#### RECORDS SUPPLIED
· · · · ·

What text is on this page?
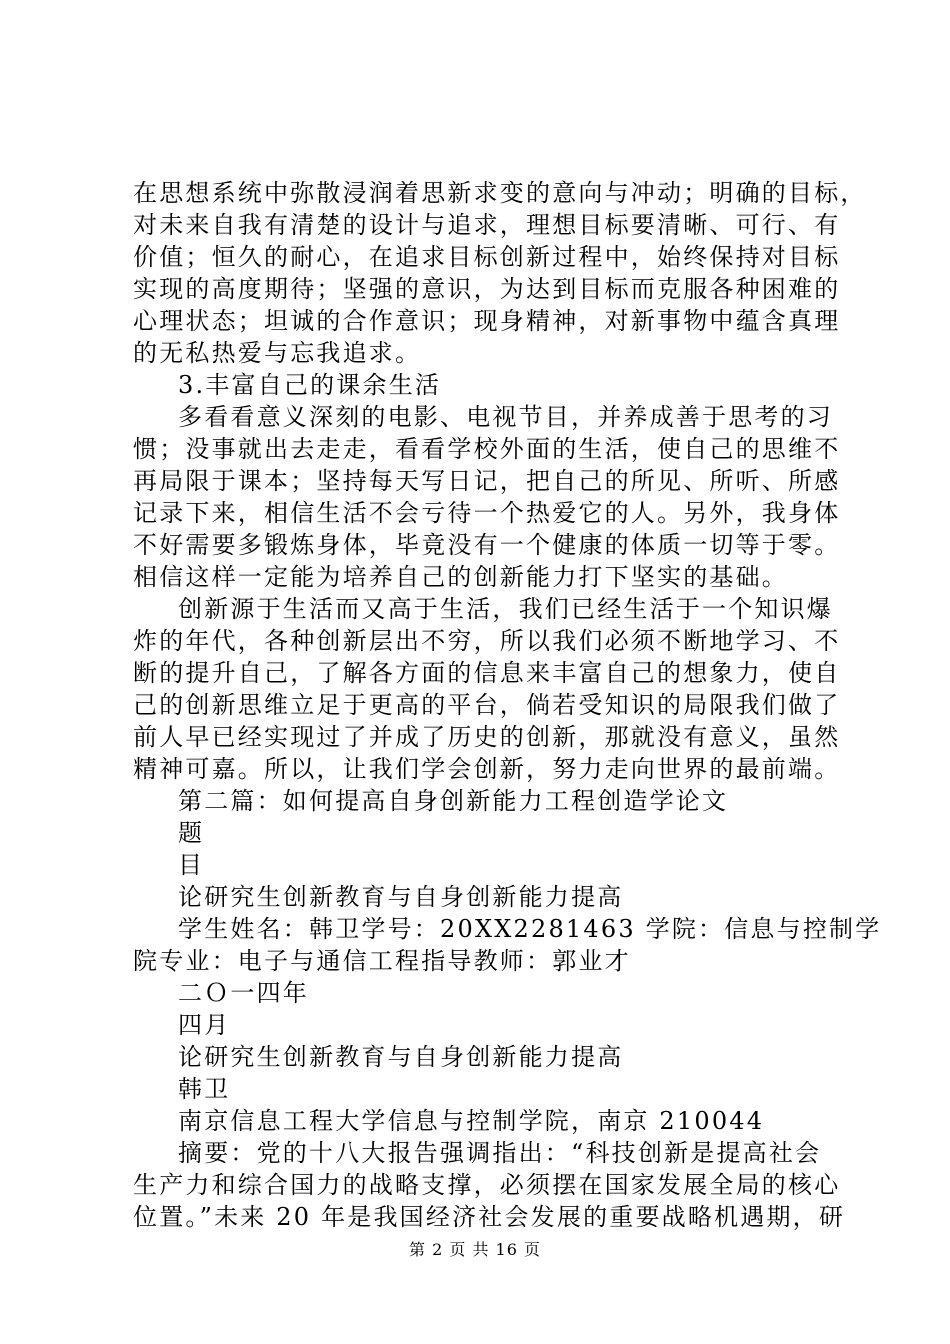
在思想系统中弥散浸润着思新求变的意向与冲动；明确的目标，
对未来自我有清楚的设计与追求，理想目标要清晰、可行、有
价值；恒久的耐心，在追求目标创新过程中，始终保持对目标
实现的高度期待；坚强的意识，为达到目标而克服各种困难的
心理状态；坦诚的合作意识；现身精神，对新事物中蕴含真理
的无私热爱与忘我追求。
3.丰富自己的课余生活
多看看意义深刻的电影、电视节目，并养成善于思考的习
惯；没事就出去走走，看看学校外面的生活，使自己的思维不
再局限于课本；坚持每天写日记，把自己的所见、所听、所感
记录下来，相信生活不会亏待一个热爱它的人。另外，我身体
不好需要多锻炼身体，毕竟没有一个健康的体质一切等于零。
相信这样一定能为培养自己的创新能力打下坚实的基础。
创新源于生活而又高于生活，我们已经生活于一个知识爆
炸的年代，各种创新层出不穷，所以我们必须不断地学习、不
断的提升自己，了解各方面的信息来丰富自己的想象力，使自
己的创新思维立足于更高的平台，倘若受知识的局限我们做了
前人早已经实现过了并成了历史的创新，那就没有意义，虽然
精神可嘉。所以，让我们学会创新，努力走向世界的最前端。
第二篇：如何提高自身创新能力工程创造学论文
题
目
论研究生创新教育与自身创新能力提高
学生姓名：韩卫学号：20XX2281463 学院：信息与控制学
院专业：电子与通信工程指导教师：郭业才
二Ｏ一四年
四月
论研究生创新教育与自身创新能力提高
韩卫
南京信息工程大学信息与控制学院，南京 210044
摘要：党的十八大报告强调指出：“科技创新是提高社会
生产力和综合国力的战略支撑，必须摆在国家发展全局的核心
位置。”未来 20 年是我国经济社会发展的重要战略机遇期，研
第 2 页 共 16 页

· · · · ·

#### WHAT THIS TASK INVOLVES
Every line of the data should be copied as it stands, without the images.

#### RESULT OF THE TASK
What text is on this page?
在思想系统中弥散浸润着思新求变的意向与冲动；明确的目标，
对未来自我有清楚的设计与追求，理想目标要清晰、可行、有
价值；恒久的耐心，在追求目标创新过程中，始终保持对目标
实现的高度期待；坚强的意识，为达到目标而克服各种困难的
心理状态；坦诚的合作意识；现身精神，对新事物中蕴含真理
的无私热爱与忘我追求。
3.丰富自己的课余生活
多看看意义深刻的电影、电视节目，并养成善于思考的习
惯；没事就出去走走，看看学校外面的生活，使自己的思维不
再局限于课本；坚持每天写日记，把自己的所见、所听、所感
记录下来，相信生活不会亏待一个热爱它的人。另外，我身体
不好需要多锻炼身体，毕竟没有一个健康的体质一切等于零。
相信这样一定能为培养自己的创新能力打下坚实的基础。
创新源于生活而又高于生活，我们已经生活于一个知识爆
炸的年代，各种创新层出不穷，所以我们必须不断地学习、不
断的提升自己，了解各方面的信息来丰富自己的想象力，使自
己的创新思维立足于更高的平台，倘若受知识的局限我们做了
前人早已经实现过了并成了历史的创新，那就没有意义，虽然
精神可嘉。所以，让我们学会创新，努力走向世界的最前端。
第二篇：如何提高自身创新能力工程创造学论文
题
目
论研究生创新教育与自身创新能力提高
学生姓名：韩卫学号：20XX2281463 学院：信息与控制学
院专业：电子与通信工程指导教师：郭业才
二Ｏ一四年
四月
论研究生创新教育与自身创新能力提高
韩卫
南京信息工程大学信息与控制学院，南京 210044
摘要：党的十八大报告强调指出：“科技创新是提高社会
生产力和综合国力的战略支撑，必须摆在国家发展全局的核心
位置。”未来 20 年是我国经济社会发展的重要战略机遇期，研
第 2 页 共 16 页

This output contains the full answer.